(Stored items from a collection)
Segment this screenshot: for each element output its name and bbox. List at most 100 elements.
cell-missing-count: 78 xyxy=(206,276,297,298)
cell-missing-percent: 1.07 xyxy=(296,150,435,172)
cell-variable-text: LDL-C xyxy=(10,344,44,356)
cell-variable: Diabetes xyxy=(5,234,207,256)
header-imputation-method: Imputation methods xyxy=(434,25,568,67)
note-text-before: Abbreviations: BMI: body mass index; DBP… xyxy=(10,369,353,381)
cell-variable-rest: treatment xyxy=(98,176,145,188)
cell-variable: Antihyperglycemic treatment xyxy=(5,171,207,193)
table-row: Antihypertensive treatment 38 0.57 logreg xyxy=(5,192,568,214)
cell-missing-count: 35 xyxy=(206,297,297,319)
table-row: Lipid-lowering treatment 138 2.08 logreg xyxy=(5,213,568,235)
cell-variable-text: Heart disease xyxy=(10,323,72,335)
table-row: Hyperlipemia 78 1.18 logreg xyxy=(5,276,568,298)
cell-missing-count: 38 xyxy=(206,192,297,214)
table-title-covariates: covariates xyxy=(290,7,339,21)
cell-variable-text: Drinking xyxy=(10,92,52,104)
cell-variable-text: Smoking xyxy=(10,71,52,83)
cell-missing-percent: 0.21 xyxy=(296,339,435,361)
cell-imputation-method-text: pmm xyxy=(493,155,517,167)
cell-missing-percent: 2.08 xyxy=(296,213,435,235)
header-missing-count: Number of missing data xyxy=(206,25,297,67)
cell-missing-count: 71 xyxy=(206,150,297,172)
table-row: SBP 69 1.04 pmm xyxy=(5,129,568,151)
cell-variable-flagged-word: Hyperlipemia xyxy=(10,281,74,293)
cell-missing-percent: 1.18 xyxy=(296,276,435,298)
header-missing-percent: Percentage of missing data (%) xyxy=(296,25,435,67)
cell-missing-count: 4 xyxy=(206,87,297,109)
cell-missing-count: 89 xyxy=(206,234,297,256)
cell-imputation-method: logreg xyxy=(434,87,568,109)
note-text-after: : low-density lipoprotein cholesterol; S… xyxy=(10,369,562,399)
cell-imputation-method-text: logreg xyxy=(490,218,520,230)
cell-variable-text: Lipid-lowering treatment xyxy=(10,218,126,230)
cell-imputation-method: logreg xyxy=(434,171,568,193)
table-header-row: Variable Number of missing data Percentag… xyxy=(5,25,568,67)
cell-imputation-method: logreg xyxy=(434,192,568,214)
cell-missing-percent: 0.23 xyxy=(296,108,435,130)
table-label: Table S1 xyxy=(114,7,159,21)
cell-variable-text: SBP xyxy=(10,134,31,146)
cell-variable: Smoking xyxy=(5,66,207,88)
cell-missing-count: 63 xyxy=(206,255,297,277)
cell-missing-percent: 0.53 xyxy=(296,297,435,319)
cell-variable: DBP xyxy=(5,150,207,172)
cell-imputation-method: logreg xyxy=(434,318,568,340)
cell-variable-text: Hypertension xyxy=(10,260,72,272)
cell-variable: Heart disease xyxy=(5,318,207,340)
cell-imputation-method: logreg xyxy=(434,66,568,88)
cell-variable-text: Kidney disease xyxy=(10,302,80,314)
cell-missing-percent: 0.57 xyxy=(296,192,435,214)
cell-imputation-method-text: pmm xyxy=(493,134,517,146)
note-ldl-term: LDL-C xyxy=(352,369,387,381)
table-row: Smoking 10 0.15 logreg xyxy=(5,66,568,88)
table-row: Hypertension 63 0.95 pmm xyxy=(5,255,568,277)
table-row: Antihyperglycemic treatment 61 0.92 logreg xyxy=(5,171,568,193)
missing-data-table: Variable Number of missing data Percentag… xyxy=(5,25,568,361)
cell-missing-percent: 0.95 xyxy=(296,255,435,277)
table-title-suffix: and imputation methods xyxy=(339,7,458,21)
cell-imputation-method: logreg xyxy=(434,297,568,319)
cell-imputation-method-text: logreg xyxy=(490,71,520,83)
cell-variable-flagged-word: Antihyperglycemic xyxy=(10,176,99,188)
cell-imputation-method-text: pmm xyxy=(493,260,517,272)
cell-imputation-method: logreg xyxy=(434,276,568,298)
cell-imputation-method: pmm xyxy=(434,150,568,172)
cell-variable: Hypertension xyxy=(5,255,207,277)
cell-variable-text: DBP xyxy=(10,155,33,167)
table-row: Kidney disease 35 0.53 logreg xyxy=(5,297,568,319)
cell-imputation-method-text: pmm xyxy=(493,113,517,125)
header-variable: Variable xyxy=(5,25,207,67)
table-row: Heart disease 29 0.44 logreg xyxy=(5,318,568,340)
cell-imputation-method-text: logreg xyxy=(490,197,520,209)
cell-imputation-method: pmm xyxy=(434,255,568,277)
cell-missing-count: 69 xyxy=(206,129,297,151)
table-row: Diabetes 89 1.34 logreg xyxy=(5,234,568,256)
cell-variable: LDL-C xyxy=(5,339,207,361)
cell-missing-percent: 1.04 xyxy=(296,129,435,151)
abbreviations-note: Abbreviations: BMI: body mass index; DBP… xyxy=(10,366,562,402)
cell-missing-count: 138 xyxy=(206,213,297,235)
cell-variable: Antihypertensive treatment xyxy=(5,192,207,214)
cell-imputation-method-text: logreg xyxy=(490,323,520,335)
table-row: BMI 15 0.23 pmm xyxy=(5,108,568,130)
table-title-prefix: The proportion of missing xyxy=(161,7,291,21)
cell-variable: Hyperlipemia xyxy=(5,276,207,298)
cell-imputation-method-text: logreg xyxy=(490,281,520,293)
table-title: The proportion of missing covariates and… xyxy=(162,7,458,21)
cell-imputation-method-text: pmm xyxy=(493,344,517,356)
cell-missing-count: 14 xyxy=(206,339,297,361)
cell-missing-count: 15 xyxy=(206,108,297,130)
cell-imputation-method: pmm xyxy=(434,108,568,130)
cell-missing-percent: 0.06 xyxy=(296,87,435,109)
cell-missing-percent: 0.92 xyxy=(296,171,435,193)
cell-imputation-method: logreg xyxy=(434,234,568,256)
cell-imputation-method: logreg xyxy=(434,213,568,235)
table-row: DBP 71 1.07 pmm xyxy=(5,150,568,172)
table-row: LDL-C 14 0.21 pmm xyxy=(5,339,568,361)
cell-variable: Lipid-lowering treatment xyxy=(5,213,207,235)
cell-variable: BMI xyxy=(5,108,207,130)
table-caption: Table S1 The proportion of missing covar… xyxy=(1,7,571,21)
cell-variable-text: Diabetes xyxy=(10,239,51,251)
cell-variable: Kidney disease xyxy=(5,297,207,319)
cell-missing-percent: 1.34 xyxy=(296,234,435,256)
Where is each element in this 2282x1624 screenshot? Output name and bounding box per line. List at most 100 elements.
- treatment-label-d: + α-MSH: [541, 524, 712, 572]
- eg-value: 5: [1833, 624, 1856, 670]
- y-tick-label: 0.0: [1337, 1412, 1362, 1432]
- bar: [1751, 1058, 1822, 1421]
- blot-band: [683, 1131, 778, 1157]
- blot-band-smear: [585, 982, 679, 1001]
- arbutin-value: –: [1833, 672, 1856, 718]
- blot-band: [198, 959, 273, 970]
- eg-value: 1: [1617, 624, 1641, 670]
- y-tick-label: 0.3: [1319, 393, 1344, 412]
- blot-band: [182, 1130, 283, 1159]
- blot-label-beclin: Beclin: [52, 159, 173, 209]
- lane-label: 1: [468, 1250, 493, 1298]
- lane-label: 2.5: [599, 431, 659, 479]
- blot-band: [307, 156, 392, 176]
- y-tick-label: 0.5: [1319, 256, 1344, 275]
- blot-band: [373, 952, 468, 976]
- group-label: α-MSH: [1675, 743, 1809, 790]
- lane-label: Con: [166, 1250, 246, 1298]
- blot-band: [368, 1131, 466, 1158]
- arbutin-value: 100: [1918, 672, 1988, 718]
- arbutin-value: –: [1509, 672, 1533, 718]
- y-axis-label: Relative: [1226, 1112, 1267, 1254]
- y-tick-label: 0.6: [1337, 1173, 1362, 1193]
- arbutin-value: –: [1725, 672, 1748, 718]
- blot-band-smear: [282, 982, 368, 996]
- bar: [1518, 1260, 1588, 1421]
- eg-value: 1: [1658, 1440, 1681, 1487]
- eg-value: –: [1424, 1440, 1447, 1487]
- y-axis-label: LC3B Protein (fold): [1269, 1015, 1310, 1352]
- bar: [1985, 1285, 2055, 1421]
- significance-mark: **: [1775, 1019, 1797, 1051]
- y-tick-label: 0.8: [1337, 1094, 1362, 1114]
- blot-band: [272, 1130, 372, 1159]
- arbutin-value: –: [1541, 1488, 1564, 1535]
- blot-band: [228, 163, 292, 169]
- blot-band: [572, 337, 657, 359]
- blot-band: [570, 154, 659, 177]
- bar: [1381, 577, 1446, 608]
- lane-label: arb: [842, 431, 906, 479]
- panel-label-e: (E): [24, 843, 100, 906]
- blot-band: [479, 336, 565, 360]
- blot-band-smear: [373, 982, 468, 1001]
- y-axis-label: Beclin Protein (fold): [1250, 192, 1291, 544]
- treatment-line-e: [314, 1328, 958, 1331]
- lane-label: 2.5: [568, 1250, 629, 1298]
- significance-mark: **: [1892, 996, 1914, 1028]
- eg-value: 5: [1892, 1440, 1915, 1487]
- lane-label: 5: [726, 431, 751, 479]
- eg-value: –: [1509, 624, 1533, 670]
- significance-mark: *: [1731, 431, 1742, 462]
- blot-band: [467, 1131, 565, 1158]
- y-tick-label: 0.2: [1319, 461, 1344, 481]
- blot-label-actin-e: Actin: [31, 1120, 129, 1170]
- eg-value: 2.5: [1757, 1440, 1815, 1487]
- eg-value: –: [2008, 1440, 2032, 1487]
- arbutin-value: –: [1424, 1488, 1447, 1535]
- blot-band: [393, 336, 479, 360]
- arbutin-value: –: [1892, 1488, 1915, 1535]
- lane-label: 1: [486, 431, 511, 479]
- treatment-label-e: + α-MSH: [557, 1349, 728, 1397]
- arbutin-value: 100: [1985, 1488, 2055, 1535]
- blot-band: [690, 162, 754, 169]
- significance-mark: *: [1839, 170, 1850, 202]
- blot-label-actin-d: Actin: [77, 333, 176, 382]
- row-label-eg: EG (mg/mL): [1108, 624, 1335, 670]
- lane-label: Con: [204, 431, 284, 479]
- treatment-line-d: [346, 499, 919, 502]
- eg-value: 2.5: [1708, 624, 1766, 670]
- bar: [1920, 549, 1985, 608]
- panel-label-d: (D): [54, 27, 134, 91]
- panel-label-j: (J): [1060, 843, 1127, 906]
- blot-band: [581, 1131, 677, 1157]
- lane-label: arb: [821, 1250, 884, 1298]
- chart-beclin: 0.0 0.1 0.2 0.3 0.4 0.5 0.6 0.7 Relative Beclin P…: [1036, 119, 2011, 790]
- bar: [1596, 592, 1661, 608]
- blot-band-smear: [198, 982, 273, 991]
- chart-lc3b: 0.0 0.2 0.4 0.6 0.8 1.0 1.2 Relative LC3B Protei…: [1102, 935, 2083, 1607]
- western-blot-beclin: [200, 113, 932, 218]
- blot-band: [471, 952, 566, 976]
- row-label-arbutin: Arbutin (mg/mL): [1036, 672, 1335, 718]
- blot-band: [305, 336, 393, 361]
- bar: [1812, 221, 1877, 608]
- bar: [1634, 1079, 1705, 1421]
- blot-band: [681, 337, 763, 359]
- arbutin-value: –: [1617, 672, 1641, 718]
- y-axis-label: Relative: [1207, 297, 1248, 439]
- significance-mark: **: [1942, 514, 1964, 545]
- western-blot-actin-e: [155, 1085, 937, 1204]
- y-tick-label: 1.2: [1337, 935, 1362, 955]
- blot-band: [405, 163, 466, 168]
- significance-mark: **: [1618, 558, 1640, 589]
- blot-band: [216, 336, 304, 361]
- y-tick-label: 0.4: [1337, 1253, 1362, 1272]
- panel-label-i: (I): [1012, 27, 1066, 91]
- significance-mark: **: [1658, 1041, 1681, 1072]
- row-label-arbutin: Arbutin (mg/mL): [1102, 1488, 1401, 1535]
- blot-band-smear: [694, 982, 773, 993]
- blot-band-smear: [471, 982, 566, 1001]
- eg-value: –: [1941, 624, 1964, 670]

* **Problem**
Give only the number of lines in the preceding data that include the word "Abbreviations".

* **Result of this exercise**
2